Given records:
BEGIN
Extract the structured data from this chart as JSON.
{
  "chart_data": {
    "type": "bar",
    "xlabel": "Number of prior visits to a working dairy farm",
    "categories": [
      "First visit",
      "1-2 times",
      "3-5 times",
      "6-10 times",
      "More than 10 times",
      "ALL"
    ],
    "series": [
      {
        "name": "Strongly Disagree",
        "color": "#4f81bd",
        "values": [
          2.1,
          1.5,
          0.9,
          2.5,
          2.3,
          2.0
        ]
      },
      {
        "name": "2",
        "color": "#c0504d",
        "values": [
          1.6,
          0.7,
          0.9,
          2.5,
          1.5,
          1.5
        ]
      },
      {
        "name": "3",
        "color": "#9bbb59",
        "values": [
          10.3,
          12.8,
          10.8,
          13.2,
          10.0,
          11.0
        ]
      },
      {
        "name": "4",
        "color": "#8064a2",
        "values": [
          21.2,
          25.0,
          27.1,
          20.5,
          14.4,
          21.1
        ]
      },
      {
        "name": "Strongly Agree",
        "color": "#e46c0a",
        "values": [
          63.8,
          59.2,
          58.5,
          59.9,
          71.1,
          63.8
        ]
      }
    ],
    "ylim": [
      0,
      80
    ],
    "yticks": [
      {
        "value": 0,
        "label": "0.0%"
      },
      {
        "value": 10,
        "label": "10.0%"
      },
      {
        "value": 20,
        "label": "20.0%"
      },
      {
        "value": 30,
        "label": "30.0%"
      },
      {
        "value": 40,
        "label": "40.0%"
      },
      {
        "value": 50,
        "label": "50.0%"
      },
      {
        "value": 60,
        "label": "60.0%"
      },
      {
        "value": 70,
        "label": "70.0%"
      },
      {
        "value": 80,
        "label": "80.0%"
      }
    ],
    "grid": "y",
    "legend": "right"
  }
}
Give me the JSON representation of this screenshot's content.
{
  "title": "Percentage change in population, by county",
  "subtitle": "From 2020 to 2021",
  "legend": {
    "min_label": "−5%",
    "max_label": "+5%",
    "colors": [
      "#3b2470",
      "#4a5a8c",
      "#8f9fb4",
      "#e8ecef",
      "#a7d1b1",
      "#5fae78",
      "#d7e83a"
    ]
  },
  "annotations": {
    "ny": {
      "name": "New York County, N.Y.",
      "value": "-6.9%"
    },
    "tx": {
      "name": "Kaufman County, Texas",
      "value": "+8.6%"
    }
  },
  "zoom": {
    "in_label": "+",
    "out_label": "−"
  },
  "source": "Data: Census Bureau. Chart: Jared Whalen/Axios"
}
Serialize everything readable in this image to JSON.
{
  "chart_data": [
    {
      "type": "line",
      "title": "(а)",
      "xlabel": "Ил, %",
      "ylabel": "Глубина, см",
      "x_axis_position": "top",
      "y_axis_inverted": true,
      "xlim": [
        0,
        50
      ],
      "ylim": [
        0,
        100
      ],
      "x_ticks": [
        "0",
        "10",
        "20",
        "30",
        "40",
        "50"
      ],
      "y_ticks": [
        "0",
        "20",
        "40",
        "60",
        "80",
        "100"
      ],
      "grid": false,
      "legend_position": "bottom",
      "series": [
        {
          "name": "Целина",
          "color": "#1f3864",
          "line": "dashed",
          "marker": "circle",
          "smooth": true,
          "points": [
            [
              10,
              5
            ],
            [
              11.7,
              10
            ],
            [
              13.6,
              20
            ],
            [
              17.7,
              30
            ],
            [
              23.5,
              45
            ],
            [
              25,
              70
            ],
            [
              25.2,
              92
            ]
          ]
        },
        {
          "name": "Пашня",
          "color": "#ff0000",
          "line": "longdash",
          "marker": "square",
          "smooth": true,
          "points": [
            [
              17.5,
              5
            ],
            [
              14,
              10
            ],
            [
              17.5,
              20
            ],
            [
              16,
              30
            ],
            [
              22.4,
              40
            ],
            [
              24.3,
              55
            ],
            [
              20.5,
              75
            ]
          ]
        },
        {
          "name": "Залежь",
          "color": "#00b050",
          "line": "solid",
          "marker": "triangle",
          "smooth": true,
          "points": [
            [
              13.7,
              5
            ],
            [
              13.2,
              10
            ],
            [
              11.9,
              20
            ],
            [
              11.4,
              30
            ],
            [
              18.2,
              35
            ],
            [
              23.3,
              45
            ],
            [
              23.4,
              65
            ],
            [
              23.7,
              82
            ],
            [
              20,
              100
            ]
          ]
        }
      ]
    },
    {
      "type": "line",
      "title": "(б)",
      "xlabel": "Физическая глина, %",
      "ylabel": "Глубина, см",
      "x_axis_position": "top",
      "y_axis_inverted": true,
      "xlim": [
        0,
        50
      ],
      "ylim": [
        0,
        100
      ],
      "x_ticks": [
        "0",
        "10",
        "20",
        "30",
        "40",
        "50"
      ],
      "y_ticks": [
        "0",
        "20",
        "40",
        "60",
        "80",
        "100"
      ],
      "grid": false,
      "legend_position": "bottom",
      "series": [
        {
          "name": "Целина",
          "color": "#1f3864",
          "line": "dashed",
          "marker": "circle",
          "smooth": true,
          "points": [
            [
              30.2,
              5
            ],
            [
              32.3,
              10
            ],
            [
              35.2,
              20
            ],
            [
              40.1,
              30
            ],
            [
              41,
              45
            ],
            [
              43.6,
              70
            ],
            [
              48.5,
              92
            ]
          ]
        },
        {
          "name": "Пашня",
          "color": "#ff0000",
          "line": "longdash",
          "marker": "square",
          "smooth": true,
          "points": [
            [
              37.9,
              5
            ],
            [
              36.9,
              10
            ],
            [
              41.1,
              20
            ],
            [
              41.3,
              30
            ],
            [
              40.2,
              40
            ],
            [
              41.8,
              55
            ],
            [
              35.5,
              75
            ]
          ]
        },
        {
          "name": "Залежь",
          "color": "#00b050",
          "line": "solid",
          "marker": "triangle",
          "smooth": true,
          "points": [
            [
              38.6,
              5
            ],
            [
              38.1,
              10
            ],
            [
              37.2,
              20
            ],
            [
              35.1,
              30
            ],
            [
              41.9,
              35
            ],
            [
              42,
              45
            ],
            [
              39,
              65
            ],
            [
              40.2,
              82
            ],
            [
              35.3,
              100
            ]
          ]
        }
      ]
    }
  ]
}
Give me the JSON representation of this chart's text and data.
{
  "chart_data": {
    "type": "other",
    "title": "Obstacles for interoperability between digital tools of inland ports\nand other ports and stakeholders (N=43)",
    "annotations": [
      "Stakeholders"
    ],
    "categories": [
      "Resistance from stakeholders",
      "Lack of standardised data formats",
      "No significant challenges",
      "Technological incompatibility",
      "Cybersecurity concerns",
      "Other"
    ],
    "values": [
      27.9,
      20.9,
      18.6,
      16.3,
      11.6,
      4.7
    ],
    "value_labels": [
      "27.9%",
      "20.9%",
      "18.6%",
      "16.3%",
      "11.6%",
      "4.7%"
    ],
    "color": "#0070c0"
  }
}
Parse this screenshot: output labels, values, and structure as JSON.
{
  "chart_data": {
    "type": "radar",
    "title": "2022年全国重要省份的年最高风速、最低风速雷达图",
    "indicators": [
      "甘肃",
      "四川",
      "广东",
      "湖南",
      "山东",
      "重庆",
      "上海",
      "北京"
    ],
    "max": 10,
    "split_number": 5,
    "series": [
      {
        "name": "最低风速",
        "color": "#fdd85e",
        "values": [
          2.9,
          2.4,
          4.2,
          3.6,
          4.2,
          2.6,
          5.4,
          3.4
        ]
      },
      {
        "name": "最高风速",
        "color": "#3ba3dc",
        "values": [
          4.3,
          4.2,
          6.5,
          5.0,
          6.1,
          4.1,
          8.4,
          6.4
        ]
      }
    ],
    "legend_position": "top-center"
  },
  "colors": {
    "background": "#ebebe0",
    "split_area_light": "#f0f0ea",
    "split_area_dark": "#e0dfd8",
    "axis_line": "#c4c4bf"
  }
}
END
Problem statement: Repeat each entry word for word.

Reply to the exercise:
Extract the structured data from this chart as JSON.
{
  "chart_data": {
    "type": "bar",
    "xlabel": "Number of prior visits to a working dairy farm",
    "categories": [
      "First visit",
      "1-2 times",
      "3-5 times",
      "6-10 times",
      "More than 10 times",
      "ALL"
    ],
    "series": [
      {
        "name": "Strongly Disagree",
        "color": "#4f81bd",
        "values": [
          2.1,
          1.5,
          0.9,
          2.5,
          2.3,
          2.0
        ]
      },
      {
        "name": "2",
        "color": "#c0504d",
        "values": [
          1.6,
          0.7,
          0.9,
          2.5,
          1.5,
          1.5
        ]
      },
      {
        "name": "3",
        "color": "#9bbb59",
        "values": [
          10.3,
          12.8,
          10.8,
          13.2,
          10.0,
          11.0
        ]
      },
      {
        "name": "4",
        "color": "#8064a2",
        "values": [
          21.2,
          25.0,
          27.1,
          20.5,
          14.4,
          21.1
        ]
      },
      {
        "name": "Strongly Agree",
        "color": "#e46c0a",
        "values": [
          63.8,
          59.2,
          58.5,
          59.9,
          71.1,
          63.8
        ]
      }
    ],
    "ylim": [
      0,
      80
    ],
    "yticks": [
      {
        "value": 0,
        "label": "0.0%"
      },
      {
        "value": 10,
        "label": "10.0%"
      },
      {
        "value": 20,
        "label": "20.0%"
      },
      {
        "value": 30,
        "label": "30.0%"
      },
      {
        "value": 40,
        "label": "40.0%"
      },
      {
        "value": 50,
        "label": "50.0%"
      },
      {
        "value": 60,
        "label": "60.0%"
      },
      {
        "value": 70,
        "label": "70.0%"
      },
      {
        "value": 80,
        "label": "80.0%"
      }
    ],
    "grid": "y",
    "legend": "right"
  }
}
Give me the JSON representation of this screenshot's content.
{
  "title": "Percentage change in population, by county",
  "subtitle": "From 2020 to 2021",
  "legend": {
    "min_label": "−5%",
    "max_label": "+5%",
    "colors": [
      "#3b2470",
      "#4a5a8c",
      "#8f9fb4",
      "#e8ecef",
      "#a7d1b1",
      "#5fae78",
      "#d7e83a"
    ]
  },
  "annotations": {
    "ny": {
      "name": "New York County, N.Y.",
      "value": "-6.9%"
    },
    "tx": {
      "name": "Kaufman County, Texas",
      "value": "+8.6%"
    }
  },
  "zoom": {
    "in_label": "+",
    "out_label": "−"
  },
  "source": "Data: Census Bureau. Chart: Jared Whalen/Axios"
}
Serialize everything readable in this image to JSON.
{
  "chart_data": [
    {
      "type": "line",
      "title": "(а)",
      "xlabel": "Ил, %",
      "ylabel": "Глубина, см",
      "x_axis_position": "top",
      "y_axis_inverted": true,
      "xlim": [
        0,
        50
      ],
      "ylim": [
        0,
        100
      ],
      "x_ticks": [
        "0",
        "10",
        "20",
        "30",
        "40",
        "50"
      ],
      "y_ticks": [
        "0",
        "20",
        "40",
        "60",
        "80",
        "100"
      ],
      "grid": false,
      "legend_position": "bottom",
      "series": [
        {
          "name": "Целина",
          "color": "#1f3864",
          "line": "dashed",
          "marker": "circle",
          "smooth": true,
          "points": [
            [
              10,
              5
            ],
            [
              11.7,
              10
            ],
            [
              13.6,
              20
            ],
            [
              17.7,
              30
            ],
            [
              23.5,
              45
            ],
            [
              25,
              70
            ],
            [
              25.2,
              92
            ]
          ]
        },
        {
          "name": "Пашня",
          "color": "#ff0000",
          "line": "longdash",
          "marker": "square",
          "smooth": true,
          "points": [
            [
              17.5,
              5
            ],
            [
              14,
              10
            ],
            [
              17.5,
              20
            ],
            [
              16,
              30
            ],
            [
              22.4,
              40
            ],
            [
              24.3,
              55
            ],
            [
              20.5,
              75
            ]
          ]
        },
        {
          "name": "Залежь",
          "color": "#00b050",
          "line": "solid",
          "marker": "triangle",
          "smooth": true,
          "points": [
            [
              13.7,
              5
            ],
            [
              13.2,
              10
            ],
            [
              11.9,
              20
            ],
            [
              11.4,
              30
            ],
            [
              18.2,
              35
            ],
            [
              23.3,
              45
            ],
            [
              23.4,
              65
            ],
            [
              23.7,
              82
            ],
            [
              20,
              100
            ]
          ]
        }
      ]
    },
    {
      "type": "line",
      "title": "(б)",
      "xlabel": "Физическая глина, %",
      "ylabel": "Глубина, см",
      "x_axis_position": "top",
      "y_axis_inverted": true,
      "xlim": [
        0,
        50
      ],
      "ylim": [
        0,
        100
      ],
      "x_ticks": [
        "0",
        "10",
        "20",
        "30",
        "40",
        "50"
      ],
      "y_ticks": [
        "0",
        "20",
        "40",
        "60",
        "80",
        "100"
      ],
      "grid": false,
      "legend_position": "bottom",
      "series": [
        {
          "name": "Целина",
          "color": "#1f3864",
          "line": "dashed",
          "marker": "circle",
          "smooth": true,
          "points": [
            [
              30.2,
              5
            ],
            [
              32.3,
              10
            ],
            [
              35.2,
              20
            ],
            [
              40.1,
              30
            ],
            [
              41,
              45
            ],
            [
              43.6,
              70
            ],
            [
              48.5,
              92
            ]
          ]
        },
        {
          "name": "Пашня",
          "color": "#ff0000",
          "line": "longdash",
          "marker": "square",
          "smooth": true,
          "points": [
            [
              37.9,
              5
            ],
            [
              36.9,
              10
            ],
            [
              41.1,
              20
            ],
            [
              41.3,
              30
            ],
            [
              40.2,
              40
            ],
            [
              41.8,
              55
            ],
            [
              35.5,
              75
            ]
          ]
        },
        {
          "name": "Залежь",
          "color": "#00b050",
          "line": "solid",
          "marker": "triangle",
          "smooth": true,
          "points": [
            [
              38.6,
              5
            ],
            [
              38.1,
              10
            ],
            [
              37.2,
              20
            ],
            [
              35.1,
              30
            ],
            [
              41.9,
              35
            ],
            [
              42,
              45
            ],
            [
              39,
              65
            ],
            [
              40.2,
              82
            ],
            [
              35.3,
              100
            ]
          ]
        }
      ]
    }
  ]
}
Give me the JSON representation of this chart's text and data.
{
  "chart_data": {
    "type": "other",
    "title": "Obstacles for interoperability between digital tools of inland ports\nand other ports and stakeholders (N=43)",
    "annotations": [
      "Stakeholders"
    ],
    "categories": [
      "Resistance from stakeholders",
      "Lack of standardised data formats",
      "No significant challenges",
      "Technological incompatibility",
      "Cybersecurity concerns",
      "Other"
    ],
    "values": [
      27.9,
      20.9,
      18.6,
      16.3,
      11.6,
      4.7
    ],
    "value_labels": [
      "27.9%",
      "20.9%",
      "18.6%",
      "16.3%",
      "11.6%",
      "4.7%"
    ],
    "color": "#0070c0"
  }
}
Parse this screenshot: output labels, values, and structure as JSON.
{
  "chart_data": {
    "type": "radar",
    "title": "2022年全国重要省份的年最高风速、最低风速雷达图",
    "indicators": [
      "甘肃",
      "四川",
      "广东",
      "湖南",
      "山东",
      "重庆",
      "上海",
      "北京"
    ],
    "max": 10,
    "split_number": 5,
    "series": [
      {
        "name": "最低风速",
        "color": "#fdd85e",
        "values": [
          2.9,
          2.4,
          4.2,
          3.6,
          4.2,
          2.6,
          5.4,
          3.4
        ]
      },
      {
        "name": "最高风速",
        "color": "#3ba3dc",
        "values": [
          4.3,
          4.2,
          6.5,
          5.0,
          6.1,
          4.1,
          8.4,
          6.4
        ]
      }
    ],
    "legend_position": "top-center"
  },
  "colors": {
    "background": "#ebebe0",
    "split_area_light": "#f0f0ea",
    "split_area_dark": "#e0dfd8",
    "axis_line": "#c4c4bf"
  }
}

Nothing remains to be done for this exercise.